* _PROBLEM TO SOLVE_
Locate each line with the string "Enable" in the listing below and copy it.

# # # # #

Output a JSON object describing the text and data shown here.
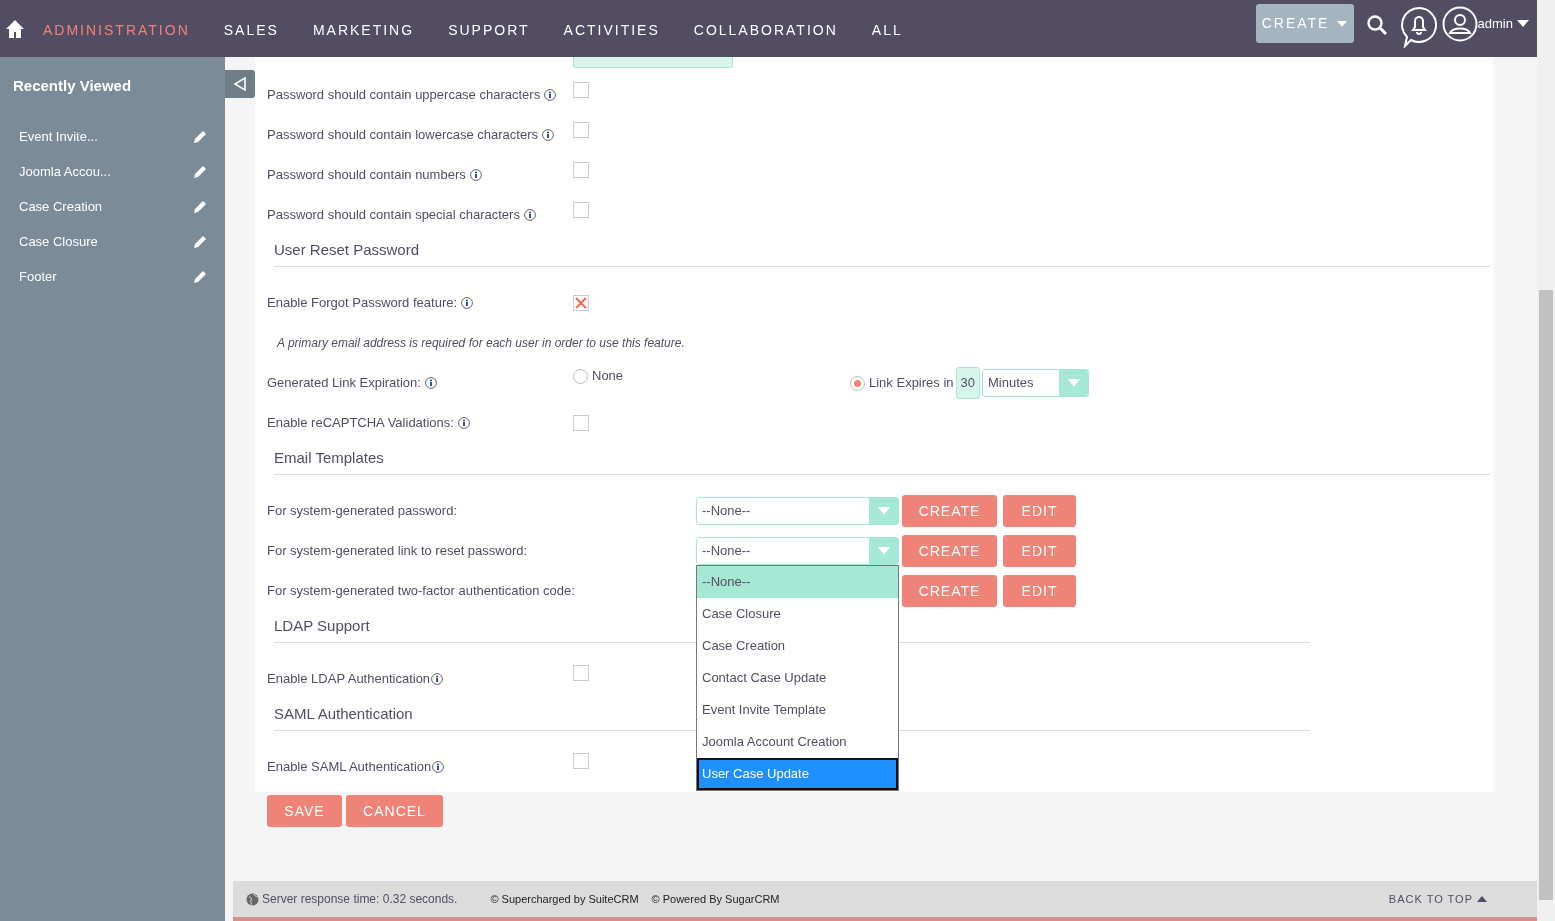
{
  "navbar": {
    "tabs": [
      {
        "label": "ADMINISTRATION",
        "selected": true
      },
      {
        "label": "SALES",
        "selected": false
      },
      {
        "label": "MARKETING",
        "selected": false
      },
      {
        "label": "SUPPORT",
        "selected": false
      },
      {
        "label": "ACTIVITIES",
        "selected": false
      },
      {
        "label": "COLLABORATION",
        "selected": false
      },
      {
        "label": "ALL",
        "selected": false
      }
    ],
    "create_button": "CREATE",
    "user": "admin"
  },
  "sidebar": {
    "title": "Recently Viewed",
    "items": [
      {
        "label": "Event Invite..."
      },
      {
        "label": "Joomla Accou..."
      },
      {
        "label": "Case Creation"
      },
      {
        "label": "Case Closure"
      },
      {
        "label": "Footer"
      }
    ]
  },
  "password_rules": [
    {
      "label": "Password should contain uppercase characters",
      "checked": false
    },
    {
      "label": "Password should contain lowercase characters",
      "checked": false
    },
    {
      "label": "Password should contain numbers",
      "checked": false
    },
    {
      "label": "Password should contain special characters",
      "checked": false
    }
  ],
  "reset_section": {
    "heading": "User Reset Password",
    "forgot": {
      "label": "Enable Forgot Password feature:",
      "checked": true
    },
    "note": "A primary email address is required for each user in order to use this feature.",
    "expiration": {
      "label": "Generated Link Expiration:",
      "options": [
        {
          "label": "None",
          "selected": false
        },
        {
          "label": "Link Expires in",
          "selected": true
        }
      ],
      "amount": "30",
      "unit": "Minutes"
    },
    "recaptcha": {
      "label": "Enable reCAPTCHA Validations:",
      "checked": false
    }
  },
  "email_templates": {
    "heading": "Email Templates",
    "rows": [
      {
        "label": "For system-generated password:",
        "value": "--None--",
        "create": "CREATE",
        "edit": "EDIT"
      },
      {
        "label": "For system-generated link to reset password:",
        "value": "--None--",
        "options": [
          {
            "label": "--None--",
            "selected": true,
            "highlighted": false
          },
          {
            "label": "Case Closure",
            "selected": false,
            "highlighted": false
          },
          {
            "label": "Case Creation",
            "selected": false,
            "highlighted": false
          },
          {
            "label": "Contact Case Update",
            "selected": false,
            "highlighted": false
          },
          {
            "label": "Event Invite Template",
            "selected": false,
            "highlighted": false
          },
          {
            "label": "Joomla Account Creation",
            "selected": false,
            "highlighted": false
          },
          {
            "label": "User Case Update",
            "selected": false,
            "highlighted": true
          }
        ],
        "create": "CREATE",
        "edit": "EDIT"
      },
      {
        "label": "For system-generated two-factor authentication code:",
        "create": "CREATE",
        "edit": "EDIT"
      }
    ]
  },
  "ldap": {
    "heading": "LDAP Support",
    "label": "Enable LDAP Authentication",
    "checked": false
  },
  "saml": {
    "heading": "SAML Authentication",
    "label": "Enable SAML Authentication",
    "checked": false
  },
  "actions": {
    "save": "SAVE",
    "cancel": "CANCEL"
  },
  "footer": {
    "response_time": "Server response time: 0.32 seconds.",
    "supercharged": "© Supercharged by SuiteCRM",
    "powered": "© Powered By SugarCRM",
    "back_to_top": "BACK TO TOP"
  }
}
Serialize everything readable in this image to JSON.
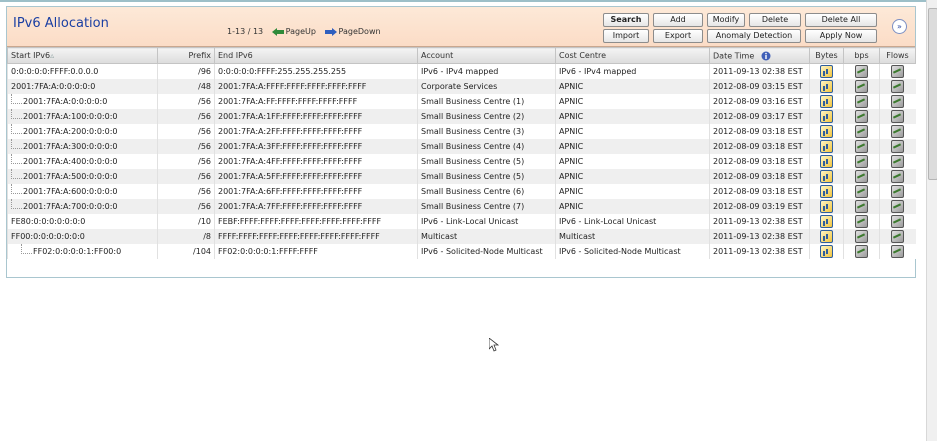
{
  "panel": {
    "title": "IPv6 Allocation",
    "pager": {
      "range": "1-13 / 13",
      "page_up": "PageUp",
      "page_down": "PageDown"
    },
    "buttons": {
      "search": "Search",
      "add": "Add",
      "modify": "Modify",
      "delete": "Delete",
      "delete_all": "Delete All",
      "import": "Import",
      "export": "Export",
      "anomaly": "Anomaly Detection",
      "apply_now": "Apply Now"
    },
    "collapse_glyph": "»"
  },
  "table": {
    "headers": {
      "start": "Start IPv6",
      "prefix": "Prefix",
      "end": "End IPv6",
      "account": "Account",
      "cost": "Cost Centre",
      "date": "Date Time",
      "bytes": "Bytes",
      "bps": "bps",
      "flows": "Flows"
    },
    "rows": [
      {
        "level": 0,
        "start": "0:0:0:0:0:FFFF:0.0.0.0",
        "prefix": "/96",
        "end": "0:0:0:0:0:FFFF:255.255.255.255",
        "account": "IPv6 - IPv4 mapped",
        "cost": "IPv6 - IPv4 mapped",
        "date": "2011-09-13 02:38 EST"
      },
      {
        "level": 0,
        "start": "2001:7FA:A:0:0:0:0:0",
        "prefix": "/48",
        "end": "2001:7FA:A:FFFF:FFFF:FFFF:FFFF:FFFF",
        "account": "Corporate Services",
        "cost": "APNIC",
        "date": "2012-08-09 03:15 EST"
      },
      {
        "level": 1,
        "start": "2001:7FA:A:0:0:0:0:0",
        "prefix": "/56",
        "end": "2001:7FA:A:FF:FFFF:FFFF:FFFF:FFFF",
        "account": "Small Business Centre (1)",
        "cost": "APNIC",
        "date": "2012-08-09 03:16 EST"
      },
      {
        "level": 1,
        "start": "2001:7FA:A:100:0:0:0:0",
        "prefix": "/56",
        "end": "2001:7FA:A:1FF:FFFF:FFFF:FFFF:FFFF",
        "account": "Small Business Centre (2)",
        "cost": "APNIC",
        "date": "2012-08-09 03:17 EST"
      },
      {
        "level": 1,
        "start": "2001:7FA:A:200:0:0:0:0",
        "prefix": "/56",
        "end": "2001:7FA:A:2FF:FFFF:FFFF:FFFF:FFFF",
        "account": "Small Business Centre (3)",
        "cost": "APNIC",
        "date": "2012-08-09 03:18 EST"
      },
      {
        "level": 1,
        "start": "2001:7FA:A:300:0:0:0:0",
        "prefix": "/56",
        "end": "2001:7FA:A:3FF:FFFF:FFFF:FFFF:FFFF",
        "account": "Small Business Centre (4)",
        "cost": "APNIC",
        "date": "2012-08-09 03:18 EST"
      },
      {
        "level": 1,
        "start": "2001:7FA:A:400:0:0:0:0",
        "prefix": "/56",
        "end": "2001:7FA:A:4FF:FFFF:FFFF:FFFF:FFFF",
        "account": "Small Business Centre (5)",
        "cost": "APNIC",
        "date": "2012-08-09 03:18 EST"
      },
      {
        "level": 1,
        "start": "2001:7FA:A:500:0:0:0:0",
        "prefix": "/56",
        "end": "2001:7FA:A:5FF:FFFF:FFFF:FFFF:FFFF",
        "account": "Small Business Centre (5)",
        "cost": "APNIC",
        "date": "2012-08-09 03:18 EST"
      },
      {
        "level": 1,
        "start": "2001:7FA:A:600:0:0:0:0",
        "prefix": "/56",
        "end": "2001:7FA:A:6FF:FFFF:FFFF:FFFF:FFFF",
        "account": "Small Business Centre (6)",
        "cost": "APNIC",
        "date": "2012-08-09 03:18 EST"
      },
      {
        "level": 1,
        "start": "2001:7FA:A:700:0:0:0:0",
        "prefix": "/56",
        "end": "2001:7FA:A:7FF:FFFF:FFFF:FFFF:FFFF",
        "account": "Small Business Centre (7)",
        "cost": "APNIC",
        "date": "2012-08-09 03:19 EST"
      },
      {
        "level": 0,
        "start": "FE80:0:0:0:0:0:0:0",
        "prefix": "/10",
        "end": "FEBF:FFFF:FFFF:FFFF:FFFF:FFFF:FFFF:FFFF",
        "account": "IPv6 - Link-Local Unicast",
        "cost": "IPv6 - Link-Local Unicast",
        "date": "2011-09-13 02:38 EST"
      },
      {
        "level": 0,
        "start": "FF00:0:0:0:0:0:0:0",
        "prefix": "/8",
        "end": "FFFF:FFFF:FFFF:FFFF:FFFF:FFFF:FFFF:FFFF",
        "account": "Multicast",
        "cost": "Multicast",
        "date": "2011-09-13 02:38 EST"
      },
      {
        "level": 2,
        "start": "FF02:0:0:0:0:1:FF00:0",
        "prefix": "/104",
        "end": "FF02:0:0:0:0:1:FFFF:FFFF",
        "account": "IPv6 - Solicited-Node Multicast",
        "cost": "IPv6 - Solicited-Node Multicast",
        "date": "2011-09-13 02:38 EST"
      }
    ]
  },
  "icons": {
    "bytes": "bar-chart-icon",
    "bps": "graph-icon",
    "flows": "graph-icon",
    "date_info": "info-icon",
    "page_up": "arrow-left-icon",
    "page_down": "arrow-right-icon"
  },
  "colors": {
    "title": "#1a3fa3",
    "header_bg": "#fbdcc6",
    "border": "#a9c6cf"
  }
}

# # # # #

* _OUTPUT FOR THIS TASK_
      "label": "Enable Forgot Password feature:",
      "label": "Enable reCAPTCHA Validations:",
    "label": "Enable LDAP Authentication",
    "label": "Enable SAML Authentication",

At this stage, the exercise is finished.